**STORED ROWS**
******

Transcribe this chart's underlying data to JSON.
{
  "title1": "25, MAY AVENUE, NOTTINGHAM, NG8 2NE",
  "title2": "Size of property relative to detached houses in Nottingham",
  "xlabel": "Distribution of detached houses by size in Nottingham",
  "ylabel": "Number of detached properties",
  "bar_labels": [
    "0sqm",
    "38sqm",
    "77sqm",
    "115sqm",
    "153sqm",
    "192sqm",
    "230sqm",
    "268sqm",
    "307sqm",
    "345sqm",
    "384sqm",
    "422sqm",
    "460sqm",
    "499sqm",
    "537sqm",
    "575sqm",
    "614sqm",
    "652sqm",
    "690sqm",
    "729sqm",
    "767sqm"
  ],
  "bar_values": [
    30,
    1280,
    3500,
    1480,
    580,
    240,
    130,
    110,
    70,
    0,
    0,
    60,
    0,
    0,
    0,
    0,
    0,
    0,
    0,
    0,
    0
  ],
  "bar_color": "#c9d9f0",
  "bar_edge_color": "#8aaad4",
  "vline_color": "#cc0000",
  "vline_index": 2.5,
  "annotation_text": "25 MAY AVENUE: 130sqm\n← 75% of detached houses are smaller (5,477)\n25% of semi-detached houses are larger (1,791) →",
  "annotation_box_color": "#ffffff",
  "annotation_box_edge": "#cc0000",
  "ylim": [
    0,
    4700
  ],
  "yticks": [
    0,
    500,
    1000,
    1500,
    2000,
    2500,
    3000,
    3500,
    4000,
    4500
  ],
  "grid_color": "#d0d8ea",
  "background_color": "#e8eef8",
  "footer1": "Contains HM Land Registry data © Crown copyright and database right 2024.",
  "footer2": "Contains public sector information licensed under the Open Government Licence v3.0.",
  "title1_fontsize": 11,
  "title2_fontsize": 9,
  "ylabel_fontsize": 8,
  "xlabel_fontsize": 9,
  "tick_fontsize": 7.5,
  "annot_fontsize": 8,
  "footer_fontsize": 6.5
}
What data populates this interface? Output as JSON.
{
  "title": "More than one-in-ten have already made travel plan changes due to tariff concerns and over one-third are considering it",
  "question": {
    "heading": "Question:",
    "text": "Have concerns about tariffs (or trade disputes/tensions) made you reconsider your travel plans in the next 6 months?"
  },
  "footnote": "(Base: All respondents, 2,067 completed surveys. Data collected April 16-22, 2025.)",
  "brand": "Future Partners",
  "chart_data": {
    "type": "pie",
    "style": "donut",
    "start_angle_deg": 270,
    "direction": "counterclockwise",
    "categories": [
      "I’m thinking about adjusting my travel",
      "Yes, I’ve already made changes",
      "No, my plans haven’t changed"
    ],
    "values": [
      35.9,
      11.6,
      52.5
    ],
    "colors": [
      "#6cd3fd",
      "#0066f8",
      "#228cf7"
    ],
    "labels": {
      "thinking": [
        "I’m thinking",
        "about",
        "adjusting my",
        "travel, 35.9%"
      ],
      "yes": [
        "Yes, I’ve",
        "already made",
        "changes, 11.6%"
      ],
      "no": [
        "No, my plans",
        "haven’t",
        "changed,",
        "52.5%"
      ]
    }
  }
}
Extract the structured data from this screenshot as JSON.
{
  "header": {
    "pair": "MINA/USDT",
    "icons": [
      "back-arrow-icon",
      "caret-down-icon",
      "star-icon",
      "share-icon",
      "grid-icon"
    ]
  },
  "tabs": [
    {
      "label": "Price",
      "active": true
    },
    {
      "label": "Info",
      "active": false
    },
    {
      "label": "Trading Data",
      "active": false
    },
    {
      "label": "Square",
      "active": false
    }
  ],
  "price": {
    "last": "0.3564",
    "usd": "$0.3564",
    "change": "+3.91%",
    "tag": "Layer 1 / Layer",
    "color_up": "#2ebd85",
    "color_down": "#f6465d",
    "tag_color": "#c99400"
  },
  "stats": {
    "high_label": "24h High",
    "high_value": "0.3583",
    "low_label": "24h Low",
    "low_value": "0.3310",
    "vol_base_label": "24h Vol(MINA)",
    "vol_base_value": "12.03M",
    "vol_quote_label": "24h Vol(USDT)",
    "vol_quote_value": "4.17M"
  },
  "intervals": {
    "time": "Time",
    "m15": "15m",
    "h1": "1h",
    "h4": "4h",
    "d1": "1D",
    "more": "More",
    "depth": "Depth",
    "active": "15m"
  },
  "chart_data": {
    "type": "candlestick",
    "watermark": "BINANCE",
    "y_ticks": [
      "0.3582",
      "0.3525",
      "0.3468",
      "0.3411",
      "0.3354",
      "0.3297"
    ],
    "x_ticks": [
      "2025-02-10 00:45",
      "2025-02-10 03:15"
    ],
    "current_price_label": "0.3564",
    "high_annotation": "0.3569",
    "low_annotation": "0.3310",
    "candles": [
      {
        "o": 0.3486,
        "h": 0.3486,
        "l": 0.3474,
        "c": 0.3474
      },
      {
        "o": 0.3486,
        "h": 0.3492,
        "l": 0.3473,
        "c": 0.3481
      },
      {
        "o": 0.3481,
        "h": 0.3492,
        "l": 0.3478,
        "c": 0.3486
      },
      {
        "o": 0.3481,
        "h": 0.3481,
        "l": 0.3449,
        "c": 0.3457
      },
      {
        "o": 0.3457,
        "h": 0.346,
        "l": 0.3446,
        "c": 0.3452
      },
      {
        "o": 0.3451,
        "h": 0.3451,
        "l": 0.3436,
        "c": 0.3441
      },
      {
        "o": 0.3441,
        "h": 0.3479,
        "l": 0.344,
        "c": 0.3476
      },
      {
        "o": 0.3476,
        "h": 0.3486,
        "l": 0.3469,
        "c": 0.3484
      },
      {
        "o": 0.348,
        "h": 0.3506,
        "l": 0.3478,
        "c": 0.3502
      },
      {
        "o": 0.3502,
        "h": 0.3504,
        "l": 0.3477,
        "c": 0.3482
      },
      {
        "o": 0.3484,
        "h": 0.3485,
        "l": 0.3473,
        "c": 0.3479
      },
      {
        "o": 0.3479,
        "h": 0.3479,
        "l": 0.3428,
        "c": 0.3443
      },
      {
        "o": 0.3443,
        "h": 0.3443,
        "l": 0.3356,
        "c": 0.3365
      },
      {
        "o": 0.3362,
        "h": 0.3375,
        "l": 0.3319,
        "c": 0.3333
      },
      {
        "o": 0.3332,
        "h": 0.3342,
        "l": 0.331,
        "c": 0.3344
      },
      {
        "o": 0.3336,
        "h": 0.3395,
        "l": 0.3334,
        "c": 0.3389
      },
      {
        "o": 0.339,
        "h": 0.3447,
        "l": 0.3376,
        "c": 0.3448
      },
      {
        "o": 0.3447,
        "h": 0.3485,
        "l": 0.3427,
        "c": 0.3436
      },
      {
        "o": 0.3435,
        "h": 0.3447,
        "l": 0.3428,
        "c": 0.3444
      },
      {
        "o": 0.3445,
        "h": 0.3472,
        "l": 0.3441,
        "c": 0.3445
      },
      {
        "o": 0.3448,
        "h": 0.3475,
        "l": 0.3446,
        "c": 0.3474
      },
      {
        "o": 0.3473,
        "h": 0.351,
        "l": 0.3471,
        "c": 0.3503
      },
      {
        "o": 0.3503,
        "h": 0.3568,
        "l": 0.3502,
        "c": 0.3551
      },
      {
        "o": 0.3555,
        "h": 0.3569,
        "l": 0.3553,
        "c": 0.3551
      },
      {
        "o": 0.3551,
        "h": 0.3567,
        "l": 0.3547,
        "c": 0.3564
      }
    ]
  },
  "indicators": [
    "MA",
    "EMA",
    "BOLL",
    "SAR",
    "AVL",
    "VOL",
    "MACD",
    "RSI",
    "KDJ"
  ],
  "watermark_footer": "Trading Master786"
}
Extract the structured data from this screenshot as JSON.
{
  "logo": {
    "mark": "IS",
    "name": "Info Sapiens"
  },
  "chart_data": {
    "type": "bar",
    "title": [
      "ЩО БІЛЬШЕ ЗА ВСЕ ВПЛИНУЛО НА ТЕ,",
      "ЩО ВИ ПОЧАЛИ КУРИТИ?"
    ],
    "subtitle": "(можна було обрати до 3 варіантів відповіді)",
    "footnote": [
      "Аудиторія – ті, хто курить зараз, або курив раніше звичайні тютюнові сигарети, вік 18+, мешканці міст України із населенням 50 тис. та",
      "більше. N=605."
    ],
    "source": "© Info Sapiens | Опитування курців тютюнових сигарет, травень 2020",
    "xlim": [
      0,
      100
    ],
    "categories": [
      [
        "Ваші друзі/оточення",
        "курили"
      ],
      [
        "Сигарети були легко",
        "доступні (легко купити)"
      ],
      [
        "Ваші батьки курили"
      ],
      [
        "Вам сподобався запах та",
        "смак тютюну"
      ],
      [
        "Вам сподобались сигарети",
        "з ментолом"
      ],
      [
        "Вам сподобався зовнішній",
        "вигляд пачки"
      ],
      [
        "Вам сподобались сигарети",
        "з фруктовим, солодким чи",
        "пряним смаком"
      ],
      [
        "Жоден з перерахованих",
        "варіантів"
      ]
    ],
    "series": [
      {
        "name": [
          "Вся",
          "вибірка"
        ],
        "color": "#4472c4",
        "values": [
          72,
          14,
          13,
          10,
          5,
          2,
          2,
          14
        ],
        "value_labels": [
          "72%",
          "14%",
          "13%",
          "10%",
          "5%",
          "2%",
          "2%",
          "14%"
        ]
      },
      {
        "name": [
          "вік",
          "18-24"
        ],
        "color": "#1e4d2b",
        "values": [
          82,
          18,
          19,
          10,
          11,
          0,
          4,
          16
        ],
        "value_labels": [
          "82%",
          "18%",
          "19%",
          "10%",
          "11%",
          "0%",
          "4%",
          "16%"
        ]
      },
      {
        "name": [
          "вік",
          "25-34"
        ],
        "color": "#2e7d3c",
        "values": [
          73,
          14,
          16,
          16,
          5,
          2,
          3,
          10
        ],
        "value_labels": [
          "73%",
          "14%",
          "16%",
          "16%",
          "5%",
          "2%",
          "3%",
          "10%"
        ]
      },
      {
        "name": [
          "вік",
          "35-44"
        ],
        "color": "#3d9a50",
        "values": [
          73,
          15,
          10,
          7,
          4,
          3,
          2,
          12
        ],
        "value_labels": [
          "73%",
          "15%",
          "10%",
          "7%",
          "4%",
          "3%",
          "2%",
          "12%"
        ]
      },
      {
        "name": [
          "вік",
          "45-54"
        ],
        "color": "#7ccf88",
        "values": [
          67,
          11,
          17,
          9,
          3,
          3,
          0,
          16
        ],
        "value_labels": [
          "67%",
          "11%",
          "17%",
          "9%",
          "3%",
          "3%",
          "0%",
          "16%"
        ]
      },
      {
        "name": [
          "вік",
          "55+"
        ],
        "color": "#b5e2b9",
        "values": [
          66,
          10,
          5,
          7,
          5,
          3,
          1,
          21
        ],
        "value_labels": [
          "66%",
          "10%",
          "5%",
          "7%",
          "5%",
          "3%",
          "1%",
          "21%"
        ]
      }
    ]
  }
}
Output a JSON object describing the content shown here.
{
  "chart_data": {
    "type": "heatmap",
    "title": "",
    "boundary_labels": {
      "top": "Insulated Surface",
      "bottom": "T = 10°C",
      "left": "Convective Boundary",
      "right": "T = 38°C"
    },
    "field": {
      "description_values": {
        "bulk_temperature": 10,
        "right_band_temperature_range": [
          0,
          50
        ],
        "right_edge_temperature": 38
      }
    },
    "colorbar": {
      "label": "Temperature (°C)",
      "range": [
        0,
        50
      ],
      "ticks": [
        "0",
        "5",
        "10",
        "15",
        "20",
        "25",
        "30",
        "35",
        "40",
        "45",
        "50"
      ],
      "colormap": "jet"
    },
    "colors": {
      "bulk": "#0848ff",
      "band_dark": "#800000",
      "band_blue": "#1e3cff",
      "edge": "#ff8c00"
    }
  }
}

******

Among the records above, find each line holding the string "footnote" and pull it out.

**FULL RESPONSE**
  "footnote": "(Base: All respondents, 2,067 completed surveys. Data collected April 16-22, 2025.)",
    "footnote": [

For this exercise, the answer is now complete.